**Aim of the task**
Can you transcribe every record below exactly as it appears?
+++
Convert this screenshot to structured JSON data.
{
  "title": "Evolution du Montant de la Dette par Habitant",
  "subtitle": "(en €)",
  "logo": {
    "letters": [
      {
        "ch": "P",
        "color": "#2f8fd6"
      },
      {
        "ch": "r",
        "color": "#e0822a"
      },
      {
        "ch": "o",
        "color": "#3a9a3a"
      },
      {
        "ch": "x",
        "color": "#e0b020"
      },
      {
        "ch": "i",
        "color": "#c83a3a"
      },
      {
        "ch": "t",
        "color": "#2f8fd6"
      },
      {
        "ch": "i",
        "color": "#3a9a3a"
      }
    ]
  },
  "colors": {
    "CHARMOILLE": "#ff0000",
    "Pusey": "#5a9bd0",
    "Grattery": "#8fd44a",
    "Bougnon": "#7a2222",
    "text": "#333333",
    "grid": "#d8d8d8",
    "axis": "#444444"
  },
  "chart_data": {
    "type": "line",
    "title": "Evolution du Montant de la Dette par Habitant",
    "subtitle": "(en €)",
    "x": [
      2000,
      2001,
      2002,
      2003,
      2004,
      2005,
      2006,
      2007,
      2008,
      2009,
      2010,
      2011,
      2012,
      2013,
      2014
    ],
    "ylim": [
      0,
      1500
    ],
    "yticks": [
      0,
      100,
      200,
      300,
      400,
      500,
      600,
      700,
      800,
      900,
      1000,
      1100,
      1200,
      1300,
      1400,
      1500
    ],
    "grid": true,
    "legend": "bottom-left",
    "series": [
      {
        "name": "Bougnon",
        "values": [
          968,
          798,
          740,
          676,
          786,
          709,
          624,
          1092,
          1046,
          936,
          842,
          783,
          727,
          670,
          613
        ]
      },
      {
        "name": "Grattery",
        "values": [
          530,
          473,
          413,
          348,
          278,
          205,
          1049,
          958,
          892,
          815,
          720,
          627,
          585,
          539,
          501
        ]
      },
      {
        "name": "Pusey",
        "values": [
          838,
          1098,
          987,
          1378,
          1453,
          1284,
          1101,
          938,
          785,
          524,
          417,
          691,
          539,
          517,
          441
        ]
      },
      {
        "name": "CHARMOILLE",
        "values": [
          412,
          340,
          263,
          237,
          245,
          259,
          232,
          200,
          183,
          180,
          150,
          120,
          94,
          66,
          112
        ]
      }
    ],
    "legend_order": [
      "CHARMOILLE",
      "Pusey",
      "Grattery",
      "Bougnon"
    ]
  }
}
+++
**Result below**
Convert this screenshot to structured JSON data.
{
  "title": "Evolution du Montant de la Dette par Habitant",
  "subtitle": "(en €)",
  "logo": {
    "letters": [
      {
        "ch": "P",
        "color": "#2f8fd6"
      },
      {
        "ch": "r",
        "color": "#e0822a"
      },
      {
        "ch": "o",
        "color": "#3a9a3a"
      },
      {
        "ch": "x",
        "color": "#e0b020"
      },
      {
        "ch": "i",
        "color": "#c83a3a"
      },
      {
        "ch": "t",
        "color": "#2f8fd6"
      },
      {
        "ch": "i",
        "color": "#3a9a3a"
      }
    ]
  },
  "colors": {
    "CHARMOILLE": "#ff0000",
    "Pusey": "#5a9bd0",
    "Grattery": "#8fd44a",
    "Bougnon": "#7a2222",
    "text": "#333333",
    "grid": "#d8d8d8",
    "axis": "#444444"
  },
  "chart_data": {
    "type": "line",
    "title": "Evolution du Montant de la Dette par Habitant",
    "subtitle": "(en €)",
    "x": [
      2000,
      2001,
      2002,
      2003,
      2004,
      2005,
      2006,
      2007,
      2008,
      2009,
      2010,
      2011,
      2012,
      2013,
      2014
    ],
    "ylim": [
      0,
      1500
    ],
    "yticks": [
      0,
      100,
      200,
      300,
      400,
      500,
      600,
      700,
      800,
      900,
      1000,
      1100,
      1200,
      1300,
      1400,
      1500
    ],
    "grid": true,
    "legend": "bottom-left",
    "series": [
      {
        "name": "Bougnon",
        "values": [
          968,
          798,
          740,
          676,
          786,
          709,
          624,
          1092,
          1046,
          936,
          842,
          783,
          727,
          670,
          613
        ]
      },
      {
        "name": "Grattery",
        "values": [
          530,
          473,
          413,
          348,
          278,
          205,
          1049,
          958,
          892,
          815,
          720,
          627,
          585,
          539,
          501
        ]
      },
      {
        "name": "Pusey",
        "values": [
          838,
          1098,
          987,
          1378,
          1453,
          1284,
          1101,
          938,
          785,
          524,
          417,
          691,
          539,
          517,
          441
        ]
      },
      {
        "name": "CHARMOILLE",
        "values": [
          412,
          340,
          263,
          237,
          245,
          259,
          232,
          200,
          183,
          180,
          150,
          120,
          94,
          66,
          112
        ]
      }
    ],
    "legend_order": [
      "CHARMOILLE",
      "Pusey",
      "Grattery",
      "Bougnon"
    ]
  }
}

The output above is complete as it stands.